Problem requirements ▸ Copy out the data below as written; omit any images.

Material for this task ▸

====

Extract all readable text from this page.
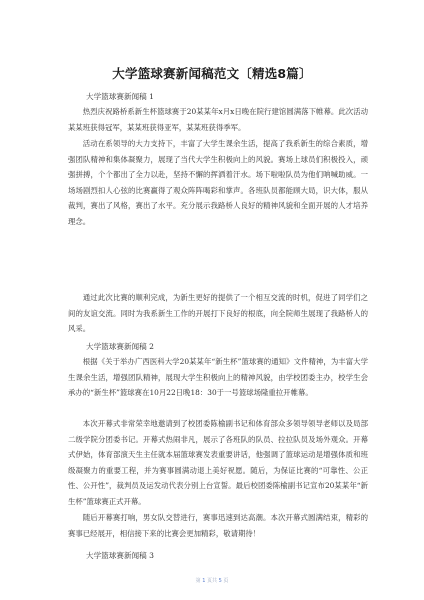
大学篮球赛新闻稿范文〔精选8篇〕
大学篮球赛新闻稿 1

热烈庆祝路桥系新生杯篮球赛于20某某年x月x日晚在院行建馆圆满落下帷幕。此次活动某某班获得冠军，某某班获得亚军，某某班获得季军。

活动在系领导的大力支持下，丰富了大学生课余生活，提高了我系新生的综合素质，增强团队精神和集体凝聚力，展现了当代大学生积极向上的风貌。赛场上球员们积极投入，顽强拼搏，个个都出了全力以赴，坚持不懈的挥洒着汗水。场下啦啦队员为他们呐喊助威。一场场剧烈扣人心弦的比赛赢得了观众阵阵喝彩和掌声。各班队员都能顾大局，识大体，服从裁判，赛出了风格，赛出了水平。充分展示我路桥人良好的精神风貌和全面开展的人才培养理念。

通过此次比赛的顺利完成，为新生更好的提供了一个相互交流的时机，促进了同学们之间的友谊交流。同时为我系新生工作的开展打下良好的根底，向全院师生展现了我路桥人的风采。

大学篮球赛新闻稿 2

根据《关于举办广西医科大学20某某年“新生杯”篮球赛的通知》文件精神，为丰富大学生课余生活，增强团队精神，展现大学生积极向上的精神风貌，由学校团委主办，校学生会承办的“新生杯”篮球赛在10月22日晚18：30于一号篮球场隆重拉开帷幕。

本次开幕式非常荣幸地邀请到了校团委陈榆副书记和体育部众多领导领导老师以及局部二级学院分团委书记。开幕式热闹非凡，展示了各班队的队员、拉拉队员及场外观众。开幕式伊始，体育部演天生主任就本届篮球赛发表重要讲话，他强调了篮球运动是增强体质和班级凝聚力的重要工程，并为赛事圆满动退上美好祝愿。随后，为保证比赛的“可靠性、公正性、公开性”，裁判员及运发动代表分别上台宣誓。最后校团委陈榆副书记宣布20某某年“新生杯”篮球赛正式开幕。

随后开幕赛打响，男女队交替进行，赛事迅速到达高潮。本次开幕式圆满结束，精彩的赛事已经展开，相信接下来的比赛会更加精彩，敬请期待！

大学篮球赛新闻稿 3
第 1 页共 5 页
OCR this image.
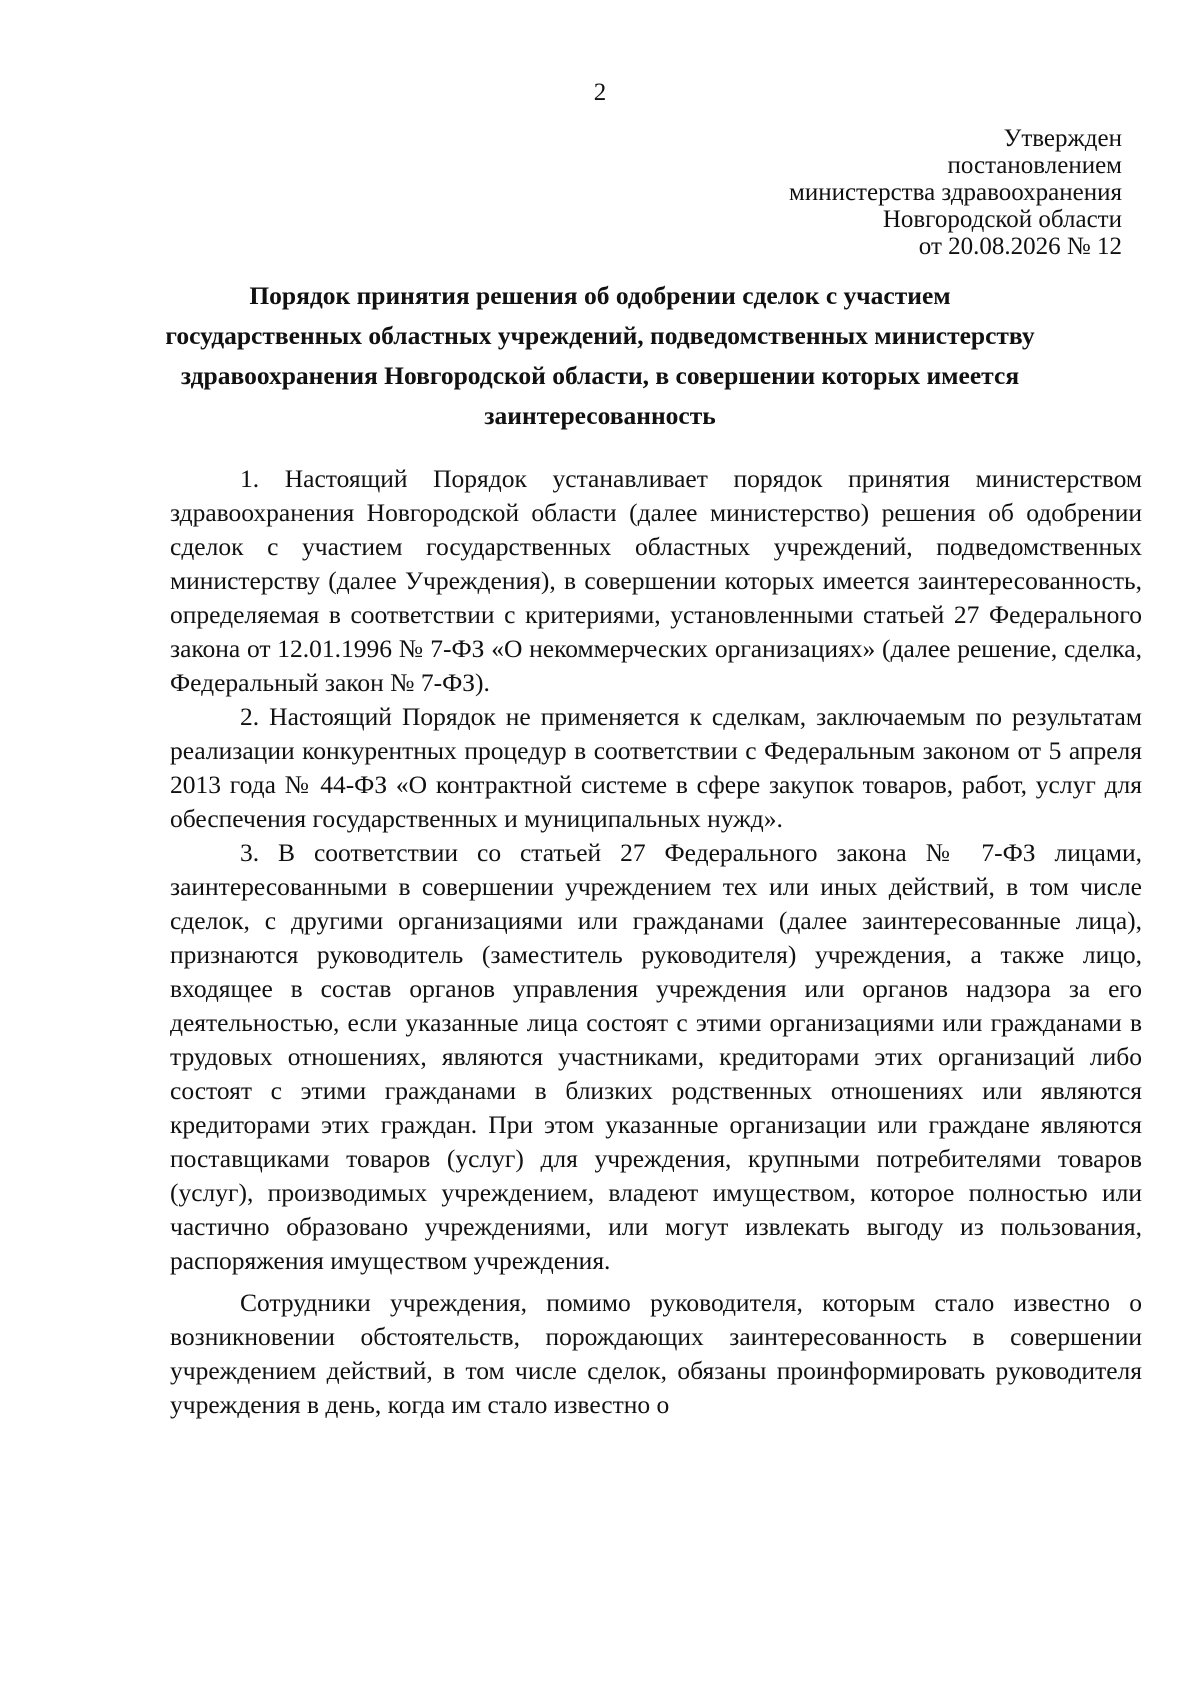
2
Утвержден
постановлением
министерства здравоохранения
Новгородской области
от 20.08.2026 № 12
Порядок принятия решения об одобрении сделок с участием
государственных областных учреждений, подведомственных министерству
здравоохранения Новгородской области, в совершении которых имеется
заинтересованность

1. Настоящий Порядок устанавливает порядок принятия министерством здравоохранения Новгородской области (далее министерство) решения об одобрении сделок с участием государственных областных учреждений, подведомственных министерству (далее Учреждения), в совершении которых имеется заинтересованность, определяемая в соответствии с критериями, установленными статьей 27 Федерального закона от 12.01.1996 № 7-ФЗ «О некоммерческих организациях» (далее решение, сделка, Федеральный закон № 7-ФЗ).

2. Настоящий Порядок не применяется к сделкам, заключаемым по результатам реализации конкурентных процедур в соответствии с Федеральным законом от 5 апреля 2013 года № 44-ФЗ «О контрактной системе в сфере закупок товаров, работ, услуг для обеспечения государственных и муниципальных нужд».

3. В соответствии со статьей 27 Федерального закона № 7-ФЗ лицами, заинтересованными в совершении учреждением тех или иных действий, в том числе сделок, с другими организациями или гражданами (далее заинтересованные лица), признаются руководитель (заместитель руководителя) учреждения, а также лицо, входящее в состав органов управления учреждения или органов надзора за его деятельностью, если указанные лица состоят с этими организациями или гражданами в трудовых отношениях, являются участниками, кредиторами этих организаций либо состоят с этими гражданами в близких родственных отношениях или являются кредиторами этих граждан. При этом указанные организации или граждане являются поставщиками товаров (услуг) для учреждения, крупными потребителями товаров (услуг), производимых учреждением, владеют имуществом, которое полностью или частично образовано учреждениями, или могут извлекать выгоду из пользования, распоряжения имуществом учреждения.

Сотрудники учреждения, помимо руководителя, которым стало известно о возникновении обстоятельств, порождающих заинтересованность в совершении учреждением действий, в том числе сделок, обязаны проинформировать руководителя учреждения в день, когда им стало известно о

====

Correct result ▸
Extract all readable text from this page.
大学篮球赛新闻稿范文〔精选8篇〕
大学篮球赛新闻稿 1

热烈庆祝路桥系新生杯篮球赛于20某某年x月x日晚在院行建馆圆满落下帷幕。此次活动某某班获得冠军，某某班获得亚军，某某班获得季军。

活动在系领导的大力支持下，丰富了大学生课余生活，提高了我系新生的综合素质，增强团队精神和集体凝聚力，展现了当代大学生积极向上的风貌。赛场上球员们积极投入，顽强拼搏，个个都出了全力以赴，坚持不懈的挥洒着汗水。场下啦啦队员为他们呐喊助威。一场场剧烈扣人心弦的比赛赢得了观众阵阵喝彩和掌声。各班队员都能顾大局，识大体，服从裁判，赛出了风格，赛出了水平。充分展示我路桥人良好的精神风貌和全面开展的人才培养理念。

通过此次比赛的顺利完成，为新生更好的提供了一个相互交流的时机，促进了同学们之间的友谊交流。同时为我系新生工作的开展打下良好的根底，向全院师生展现了我路桥人的风采。

大学篮球赛新闻稿 2

根据《关于举办广西医科大学20某某年“新生杯”篮球赛的通知》文件精神，为丰富大学生课余生活，增强团队精神，展现大学生积极向上的精神风貌，由学校团委主办，校学生会承办的“新生杯”篮球赛在10月22日晚18：30于一号篮球场隆重拉开帷幕。

本次开幕式非常荣幸地邀请到了校团委陈榆副书记和体育部众多领导领导老师以及局部二级学院分团委书记。开幕式热闹非凡，展示了各班队的队员、拉拉队员及场外观众。开幕式伊始，体育部演天生主任就本届篮球赛发表重要讲话，他强调了篮球运动是增强体质和班级凝聚力的重要工程，并为赛事圆满动退上美好祝愿。随后，为保证比赛的“可靠性、公正性、公开性”，裁判员及运发动代表分别上台宣誓。最后校团委陈榆副书记宣布20某某年“新生杯”篮球赛正式开幕。

随后开幕赛打响，男女队交替进行，赛事迅速到达高潮。本次开幕式圆满结束，精彩的赛事已经展开，相信接下来的比赛会更加精彩，敬请期待！

大学篮球赛新闻稿 3
第 1 页共 5 页
OCR this image.
2
Утвержден
постановлением
министерства здравоохранения
Новгородской области
от 20.08.2026 № 12
Порядок принятия решения об одобрении сделок с участием
государственных областных учреждений, подведомственных министерству
здравоохранения Новгородской области, в совершении которых имеется
заинтересованность

1. Настоящий Порядок устанавливает порядок принятия министерством здравоохранения Новгородской области (далее министерство) решения об одобрении сделок с участием государственных областных учреждений, подведомственных министерству (далее Учреждения), в совершении которых имеется заинтересованность, определяемая в соответствии с критериями, установленными статьей 27 Федерального закона от 12.01.1996 № 7-ФЗ «О некоммерческих организациях» (далее решение, сделка, Федеральный закон № 7-ФЗ).

2. Настоящий Порядок не применяется к сделкам, заключаемым по результатам реализации конкурентных процедур в соответствии с Федеральным законом от 5 апреля 2013 года № 44-ФЗ «О контрактной системе в сфере закупок товаров, работ, услуг для обеспечения государственных и муниципальных нужд».

3. В соответствии со статьей 27 Федерального закона № 7-ФЗ лицами, заинтересованными в совершении учреждением тех или иных действий, в том числе сделок, с другими организациями или гражданами (далее заинтересованные лица), признаются руководитель (заместитель руководителя) учреждения, а также лицо, входящее в состав органов управления учреждения или органов надзора за его деятельностью, если указанные лица состоят с этими организациями или гражданами в трудовых отношениях, являются участниками, кредиторами этих организаций либо состоят с этими гражданами в близких родственных отношениях или являются кредиторами этих граждан. При этом указанные организации или граждане являются поставщиками товаров (услуг) для учреждения, крупными потребителями товаров (услуг), производимых учреждением, владеют имуществом, которое полностью или частично образовано учреждениями, или могут извлекать выгоду из пользования, распоряжения имуществом учреждения.

Сотрудники учреждения, помимо руководителя, которым стало известно о возникновении обстоятельств, порождающих заинтересованность в совершении учреждением действий, в том числе сделок, обязаны проинформировать руководителя учреждения в день, когда им стало известно о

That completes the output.